[YOUR GOAL]: Return each line of the material verbatim.

[Stored data]:
Begin

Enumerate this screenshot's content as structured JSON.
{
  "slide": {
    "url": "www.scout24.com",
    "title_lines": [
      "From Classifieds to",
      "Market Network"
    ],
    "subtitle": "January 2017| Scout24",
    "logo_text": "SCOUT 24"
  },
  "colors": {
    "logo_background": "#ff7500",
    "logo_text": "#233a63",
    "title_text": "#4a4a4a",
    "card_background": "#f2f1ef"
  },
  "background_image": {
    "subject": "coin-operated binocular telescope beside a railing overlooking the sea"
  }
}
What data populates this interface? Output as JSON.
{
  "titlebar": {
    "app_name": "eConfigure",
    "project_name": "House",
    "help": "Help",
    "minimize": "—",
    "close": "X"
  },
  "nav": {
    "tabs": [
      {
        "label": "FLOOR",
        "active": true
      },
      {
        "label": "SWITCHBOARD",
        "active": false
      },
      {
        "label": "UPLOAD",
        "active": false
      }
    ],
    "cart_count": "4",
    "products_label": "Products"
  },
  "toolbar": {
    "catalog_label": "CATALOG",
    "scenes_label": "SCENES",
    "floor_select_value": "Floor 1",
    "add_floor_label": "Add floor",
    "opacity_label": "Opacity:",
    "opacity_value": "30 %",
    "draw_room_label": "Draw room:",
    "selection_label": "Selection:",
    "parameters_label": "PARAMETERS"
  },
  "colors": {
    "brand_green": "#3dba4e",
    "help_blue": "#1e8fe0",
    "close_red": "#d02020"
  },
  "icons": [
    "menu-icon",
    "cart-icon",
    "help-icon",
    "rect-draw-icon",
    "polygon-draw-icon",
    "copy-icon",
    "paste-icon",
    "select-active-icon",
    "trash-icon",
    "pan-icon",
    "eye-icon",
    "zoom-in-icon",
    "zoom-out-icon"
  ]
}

End

[EXERCISE ANSWER]:
Enumerate this screenshot's content as structured JSON.
{
  "slide": {
    "url": "www.scout24.com",
    "title_lines": [
      "From Classifieds to",
      "Market Network"
    ],
    "subtitle": "January 2017| Scout24",
    "logo_text": "SCOUT 24"
  },
  "colors": {
    "logo_background": "#ff7500",
    "logo_text": "#233a63",
    "title_text": "#4a4a4a",
    "card_background": "#f2f1ef"
  },
  "background_image": {
    "subject": "coin-operated binocular telescope beside a railing overlooking the sea"
  }
}
What data populates this interface? Output as JSON.
{
  "titlebar": {
    "app_name": "eConfigure",
    "project_name": "House",
    "help": "Help",
    "minimize": "—",
    "close": "X"
  },
  "nav": {
    "tabs": [
      {
        "label": "FLOOR",
        "active": true
      },
      {
        "label": "SWITCHBOARD",
        "active": false
      },
      {
        "label": "UPLOAD",
        "active": false
      }
    ],
    "cart_count": "4",
    "products_label": "Products"
  },
  "toolbar": {
    "catalog_label": "CATALOG",
    "scenes_label": "SCENES",
    "floor_select_value": "Floor 1",
    "add_floor_label": "Add floor",
    "opacity_label": "Opacity:",
    "opacity_value": "30 %",
    "draw_room_label": "Draw room:",
    "selection_label": "Selection:",
    "parameters_label": "PARAMETERS"
  },
  "colors": {
    "brand_green": "#3dba4e",
    "help_blue": "#1e8fe0",
    "close_red": "#d02020"
  },
  "icons": [
    "menu-icon",
    "cart-icon",
    "help-icon",
    "rect-draw-icon",
    "polygon-draw-icon",
    "copy-icon",
    "paste-icon",
    "select-active-icon",
    "trash-icon",
    "pan-icon",
    "eye-icon",
    "zoom-in-icon",
    "zoom-out-icon"
  ]
}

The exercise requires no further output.